• [Text shown]
Automatic data capture company

Datalogic S.p.A. is an Italian company working in the automatic data capture and process automation markets. The group specializes in the design and production of barcode readers, mobile computers, radio-frequency identification, sensors for detection, measurement and safety, vision and laser marking systems. Datalogic products are used in many supermarkets and points of sale, at airports, at shipping and postal services, and in factories and hospitals worldwide.

In 2024 the company recorded sales of : Datalogic S.p.A. is listed on the STAR segment of the Italian Stock Exchange as DAL.MI. since 2001.

== History ==
Datalogic was founded in 1972 by an engineer Romano Volta in a room in the rectory of the parish in Quarto Inferiore, on the outskirts of Bologna, in Italy. Initially, production was centred on electronic devices, but soon the direction changed towards the design and production of photoelectric sensors for textile, ceramic and packaging industries. Due to the need for expansion, the plant was soon moved to the current site of Lippo di Calderara di Reno (BO).

The first scan of a barcode in a retail store took place on June 26, 1974. A pack of chewing gum was scanned in a store in Troy, Ohio with a "Magellan Model-A": the world's first fixed retail scanner was signed by Datalogic. Today, only two copies of the original scanner are still known to exist: one kept at the Smithsonian Museum in Washington D.C. and the other is currently exhibited in the museum at the entrance to one of the Datalogic business locations in Eugene, Oregon.

In 1984 a Datalogic barcode reader was used at Linate Airport to sort baggage, the first use of a barcode reader for this purpose The first RFID application in the world with use in a post office dates back to 1999, while in 2000 the Shopevolution™ middleware was born, the first self-shopping solution involving the use of a small handheld computer with integrated barcode reader.

• [Dataset excerpts]
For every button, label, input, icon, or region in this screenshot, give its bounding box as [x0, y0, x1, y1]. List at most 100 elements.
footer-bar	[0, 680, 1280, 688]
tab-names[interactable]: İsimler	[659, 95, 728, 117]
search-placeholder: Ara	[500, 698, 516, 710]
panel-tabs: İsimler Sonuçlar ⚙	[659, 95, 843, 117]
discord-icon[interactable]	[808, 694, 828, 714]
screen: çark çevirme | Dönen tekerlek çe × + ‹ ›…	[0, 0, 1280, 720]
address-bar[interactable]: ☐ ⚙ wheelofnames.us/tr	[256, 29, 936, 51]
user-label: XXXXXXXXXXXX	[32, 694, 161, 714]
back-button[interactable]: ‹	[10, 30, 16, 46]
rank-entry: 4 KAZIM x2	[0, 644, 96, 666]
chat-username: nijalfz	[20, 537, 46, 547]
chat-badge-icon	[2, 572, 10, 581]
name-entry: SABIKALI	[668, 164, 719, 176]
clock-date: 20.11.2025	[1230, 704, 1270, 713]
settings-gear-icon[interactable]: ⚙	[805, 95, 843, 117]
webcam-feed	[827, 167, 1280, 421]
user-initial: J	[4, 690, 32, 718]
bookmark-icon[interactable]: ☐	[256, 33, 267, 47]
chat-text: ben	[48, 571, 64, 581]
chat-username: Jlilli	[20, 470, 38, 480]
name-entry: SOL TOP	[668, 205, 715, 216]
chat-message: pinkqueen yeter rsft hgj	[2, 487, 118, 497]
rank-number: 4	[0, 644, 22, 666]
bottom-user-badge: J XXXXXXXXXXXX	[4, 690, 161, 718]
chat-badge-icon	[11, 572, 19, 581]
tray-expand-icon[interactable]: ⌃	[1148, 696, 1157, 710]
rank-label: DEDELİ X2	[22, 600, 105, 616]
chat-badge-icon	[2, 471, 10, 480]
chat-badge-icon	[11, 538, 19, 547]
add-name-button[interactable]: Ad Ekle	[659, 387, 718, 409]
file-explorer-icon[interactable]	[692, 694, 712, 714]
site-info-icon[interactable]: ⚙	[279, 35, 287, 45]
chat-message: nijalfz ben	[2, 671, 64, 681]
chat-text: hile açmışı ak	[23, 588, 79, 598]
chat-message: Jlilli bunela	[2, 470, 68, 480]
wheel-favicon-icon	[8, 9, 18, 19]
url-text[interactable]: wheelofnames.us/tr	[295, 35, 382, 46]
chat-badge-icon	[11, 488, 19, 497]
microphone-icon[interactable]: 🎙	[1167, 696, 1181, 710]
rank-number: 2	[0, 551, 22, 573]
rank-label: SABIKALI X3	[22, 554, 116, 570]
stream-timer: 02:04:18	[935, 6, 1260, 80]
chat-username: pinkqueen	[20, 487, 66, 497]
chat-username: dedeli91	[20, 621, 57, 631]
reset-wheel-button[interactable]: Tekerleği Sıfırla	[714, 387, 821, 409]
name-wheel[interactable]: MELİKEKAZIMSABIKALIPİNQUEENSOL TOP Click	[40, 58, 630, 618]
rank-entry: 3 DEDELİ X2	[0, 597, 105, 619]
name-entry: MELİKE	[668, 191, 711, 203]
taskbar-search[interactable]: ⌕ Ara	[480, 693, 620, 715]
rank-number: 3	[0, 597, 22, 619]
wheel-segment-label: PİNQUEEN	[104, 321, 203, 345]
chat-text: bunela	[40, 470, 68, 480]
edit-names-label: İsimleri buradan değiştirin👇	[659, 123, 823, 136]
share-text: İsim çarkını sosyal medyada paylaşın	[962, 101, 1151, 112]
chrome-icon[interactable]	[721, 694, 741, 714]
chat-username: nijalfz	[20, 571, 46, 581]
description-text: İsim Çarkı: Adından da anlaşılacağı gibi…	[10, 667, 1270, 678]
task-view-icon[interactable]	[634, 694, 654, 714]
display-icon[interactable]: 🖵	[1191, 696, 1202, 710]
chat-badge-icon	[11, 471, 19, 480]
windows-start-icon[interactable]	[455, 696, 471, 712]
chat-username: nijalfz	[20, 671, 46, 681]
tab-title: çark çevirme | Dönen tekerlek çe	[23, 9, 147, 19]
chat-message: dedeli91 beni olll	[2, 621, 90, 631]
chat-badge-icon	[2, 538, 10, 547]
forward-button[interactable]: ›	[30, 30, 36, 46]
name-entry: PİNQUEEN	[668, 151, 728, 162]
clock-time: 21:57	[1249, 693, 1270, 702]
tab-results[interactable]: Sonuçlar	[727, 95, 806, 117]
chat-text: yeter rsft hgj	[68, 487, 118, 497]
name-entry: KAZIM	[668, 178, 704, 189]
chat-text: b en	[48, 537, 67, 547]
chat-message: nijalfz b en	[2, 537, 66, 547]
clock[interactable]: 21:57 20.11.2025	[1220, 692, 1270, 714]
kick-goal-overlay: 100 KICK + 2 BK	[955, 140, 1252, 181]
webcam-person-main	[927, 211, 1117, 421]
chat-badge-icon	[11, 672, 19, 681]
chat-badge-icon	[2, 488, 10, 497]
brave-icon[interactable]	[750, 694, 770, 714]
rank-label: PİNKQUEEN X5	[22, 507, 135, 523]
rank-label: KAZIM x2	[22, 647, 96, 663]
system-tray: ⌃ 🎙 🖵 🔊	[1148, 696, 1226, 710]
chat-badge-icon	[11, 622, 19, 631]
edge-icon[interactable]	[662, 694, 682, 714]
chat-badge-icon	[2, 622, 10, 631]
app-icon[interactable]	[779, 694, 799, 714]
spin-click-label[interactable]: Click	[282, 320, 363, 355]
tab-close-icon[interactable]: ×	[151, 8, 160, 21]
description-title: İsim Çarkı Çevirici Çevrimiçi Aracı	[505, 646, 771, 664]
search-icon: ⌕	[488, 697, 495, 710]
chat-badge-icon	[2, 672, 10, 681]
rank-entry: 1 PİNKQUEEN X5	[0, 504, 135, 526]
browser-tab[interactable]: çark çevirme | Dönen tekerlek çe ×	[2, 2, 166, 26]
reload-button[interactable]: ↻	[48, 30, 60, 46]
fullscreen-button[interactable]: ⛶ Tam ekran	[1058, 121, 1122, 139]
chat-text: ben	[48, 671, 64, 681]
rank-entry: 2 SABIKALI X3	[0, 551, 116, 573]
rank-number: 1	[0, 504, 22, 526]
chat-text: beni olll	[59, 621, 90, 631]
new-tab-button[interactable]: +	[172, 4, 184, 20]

• [Check your understanding]
[a] In the Datalogic text, at which airport was a Datalogic barcode reader used to sort baggage in 1984?
[b] Write out the portion of the Datalogic text starting with "Automatic data capture company" and going on through "and hospitals worldwide.".
[c] Extend the Datalogic text with the part that would come next after its last sentence.

• [Answers for this exercise]
[a] Linate Airport.

[b]
Automatic data capture company

Datalogic S.p.A. is an Italian company working in the automatic data capture and process automation markets. The group specializes in the design and production of barcode readers, mobile computers, radio-frequency identification, sensors for detection, measurement and safety, vision and laser marking systems. Datalogic products are used in many supermarkets and points of sale, at airports, at shipping and postal services, and in factories and hospitals worldwide.

[c]
On June 8, 2009, Romano Volta receives the "Premio Imprese per l'Innovazione" (Business Prize for Innovation) from the President of Italy, Giorgio Napolitano for the company's growth both in Italy and globally resulting from investing in innovative technologies and methods.

=== Chairman and CEO ===
On 1 January 2017, Valentina Volta became the CEO of Datalogic. Volta has a graduate degree in Business Economics from the University of Bologna with a master's degree in Management from the Harvard Business School of Boston, Massachusetts, US. Before her entry into Datalogic, Ms. Volta worked for over 10 years in the Ferrero Group, with managerial roles in sales and marketing.

Eng. Romano Volta, founder of the company, holds the office of Executive President. In 1997, Romano Volta received the Cavaliere del Lavoro (awarded by the President of the Italian Republic). Eng. Volta is President of Aczon S.r.l. (pharmaceutical research and biotechnology) and Hydra S.p.A.

=== Acquisitions ===
Over the years, Datalogic has acquired many subsidiary companies. These include: PSC Inc. in 2005; Datasensors in 2008; Evolution Robotics Retail in 2010; PPT Vision in 2011; Accu-Sort Systems in 2012; M.D. Micro Detectors in 2021; and Pekat Vision in 2022.